RAW DATA:
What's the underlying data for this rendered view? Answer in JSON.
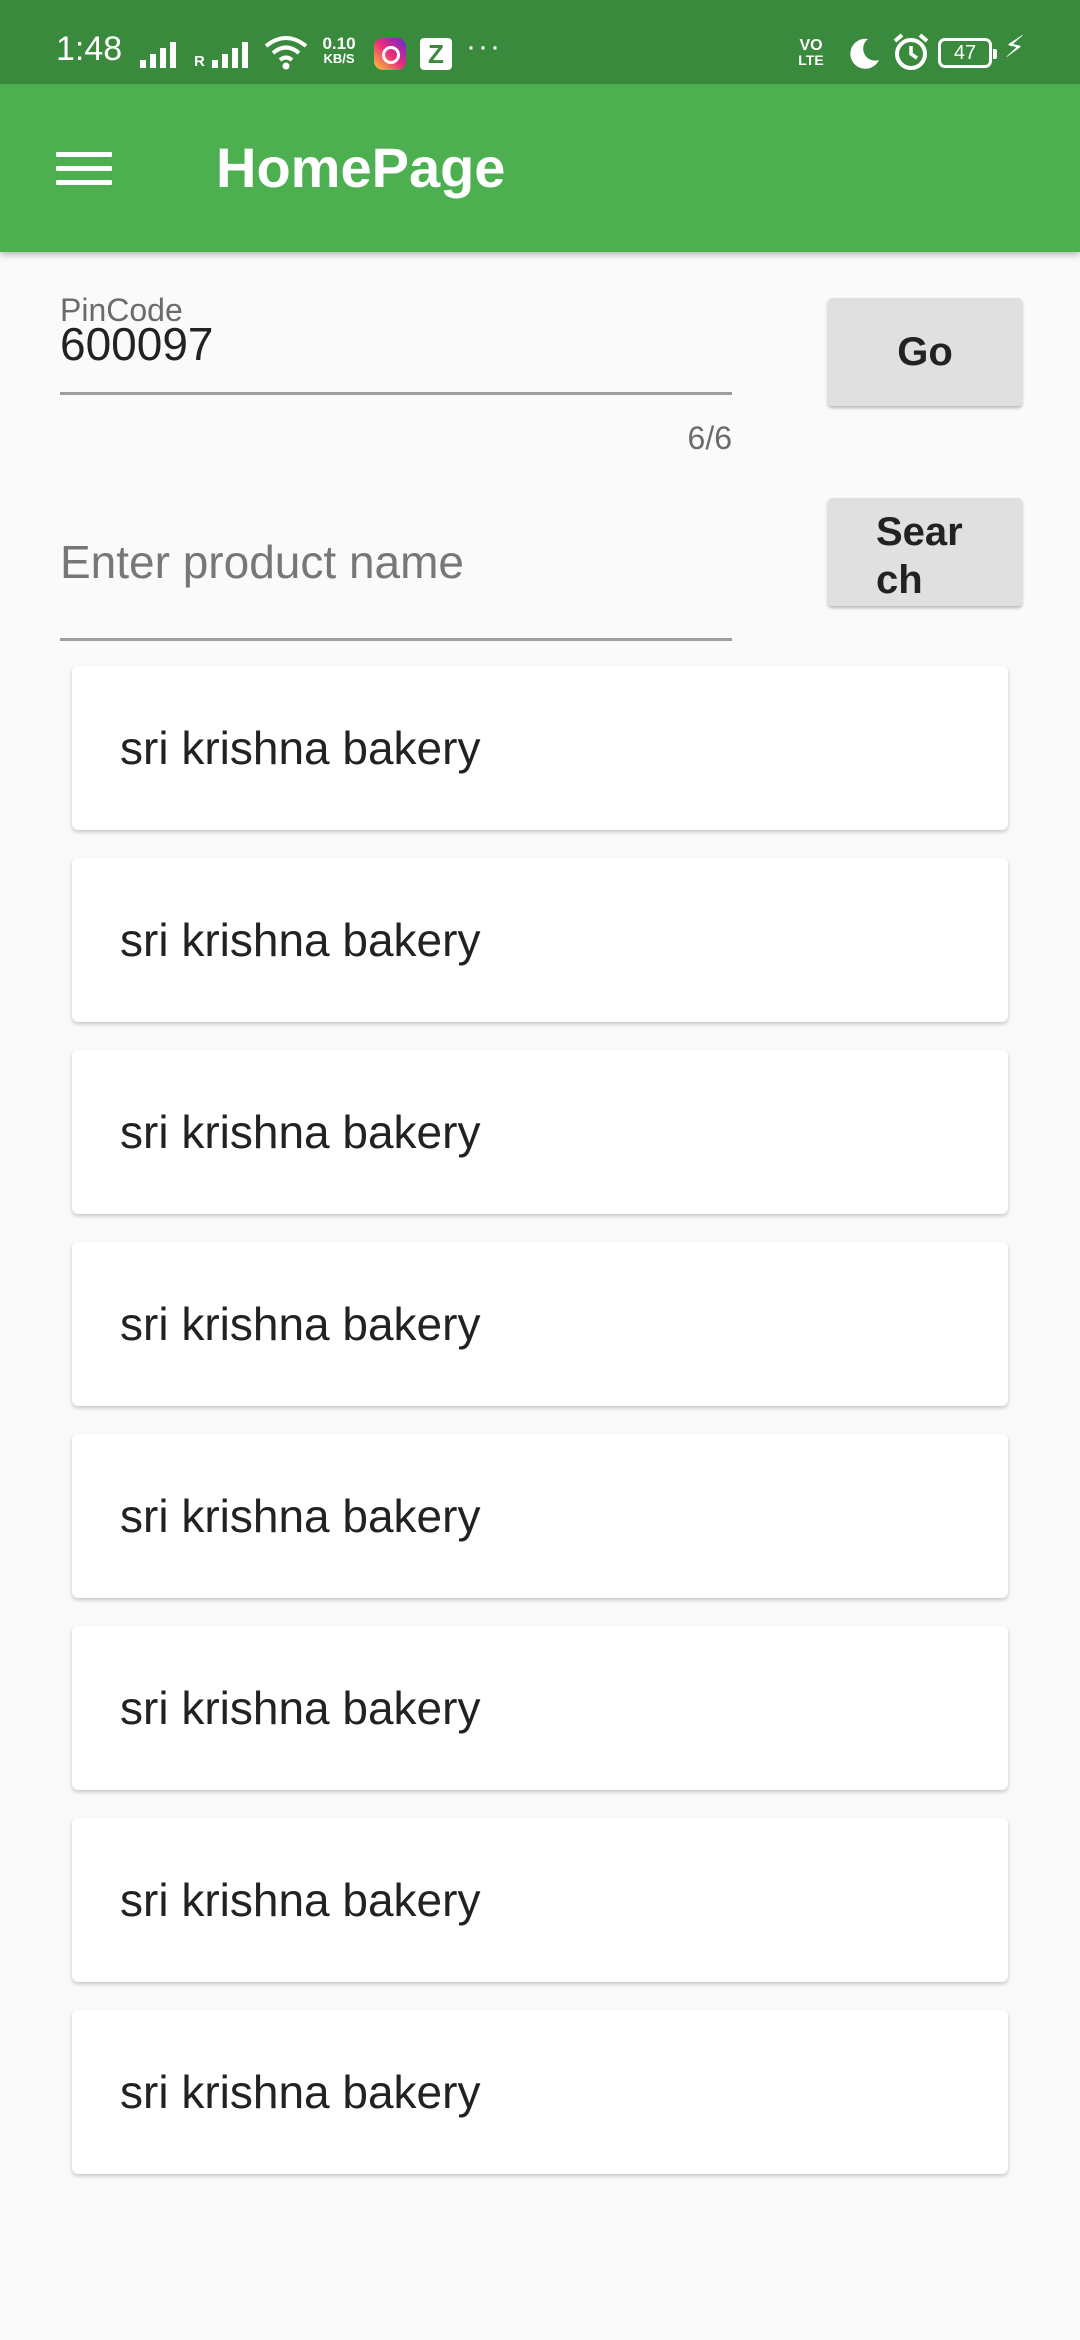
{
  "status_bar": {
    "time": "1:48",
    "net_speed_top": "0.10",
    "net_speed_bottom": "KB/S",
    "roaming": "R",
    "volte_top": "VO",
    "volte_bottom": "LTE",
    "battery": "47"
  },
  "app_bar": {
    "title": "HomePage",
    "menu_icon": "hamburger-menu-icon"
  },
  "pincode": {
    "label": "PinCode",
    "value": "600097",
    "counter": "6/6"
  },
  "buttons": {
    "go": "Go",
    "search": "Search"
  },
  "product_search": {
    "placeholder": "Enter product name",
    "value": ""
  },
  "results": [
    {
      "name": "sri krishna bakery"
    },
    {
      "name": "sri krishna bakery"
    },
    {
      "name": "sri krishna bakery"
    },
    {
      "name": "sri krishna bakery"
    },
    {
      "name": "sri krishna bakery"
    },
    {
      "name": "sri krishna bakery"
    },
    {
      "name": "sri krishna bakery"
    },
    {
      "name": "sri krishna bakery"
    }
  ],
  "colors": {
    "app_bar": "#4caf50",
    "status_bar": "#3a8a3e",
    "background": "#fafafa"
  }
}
==
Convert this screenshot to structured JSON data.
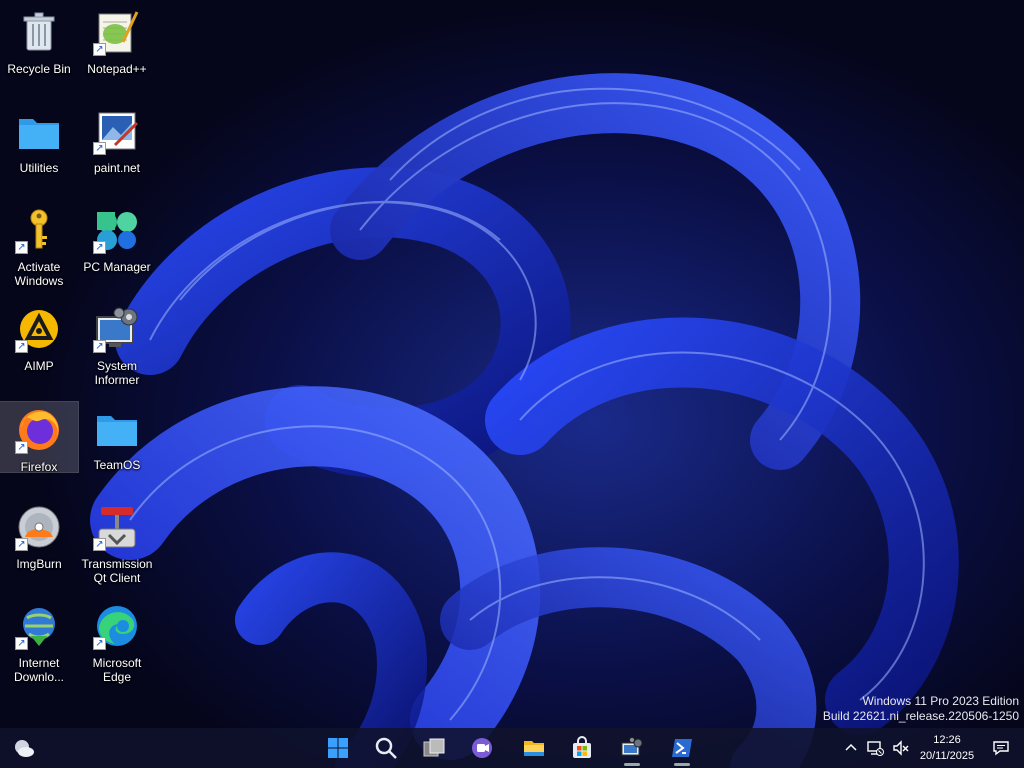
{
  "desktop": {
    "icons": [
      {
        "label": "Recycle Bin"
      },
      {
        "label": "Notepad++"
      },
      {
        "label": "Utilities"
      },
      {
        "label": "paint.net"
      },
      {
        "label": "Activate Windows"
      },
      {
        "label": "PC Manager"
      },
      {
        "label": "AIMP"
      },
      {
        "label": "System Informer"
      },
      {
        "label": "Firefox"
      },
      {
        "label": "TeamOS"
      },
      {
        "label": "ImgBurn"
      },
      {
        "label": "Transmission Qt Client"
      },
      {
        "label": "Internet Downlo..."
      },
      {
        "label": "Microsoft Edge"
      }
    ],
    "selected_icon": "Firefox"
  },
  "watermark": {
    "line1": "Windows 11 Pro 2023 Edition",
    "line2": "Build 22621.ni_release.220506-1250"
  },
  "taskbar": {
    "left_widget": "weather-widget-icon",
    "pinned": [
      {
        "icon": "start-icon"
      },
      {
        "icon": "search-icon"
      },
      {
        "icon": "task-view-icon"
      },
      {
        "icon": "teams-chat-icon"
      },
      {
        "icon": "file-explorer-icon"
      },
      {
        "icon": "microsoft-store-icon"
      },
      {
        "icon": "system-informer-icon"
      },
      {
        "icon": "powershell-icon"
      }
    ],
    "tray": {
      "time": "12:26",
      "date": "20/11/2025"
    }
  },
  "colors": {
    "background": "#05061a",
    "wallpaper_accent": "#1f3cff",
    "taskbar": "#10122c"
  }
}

INSTRUCTIONS FOR THE TASK: Extract all lines from the material above that include the word "this".

EXPECTED ANSWER:
What's the underlying data for this rendered view? Answer in JSON.
Convert this screenshot to structured JSON data.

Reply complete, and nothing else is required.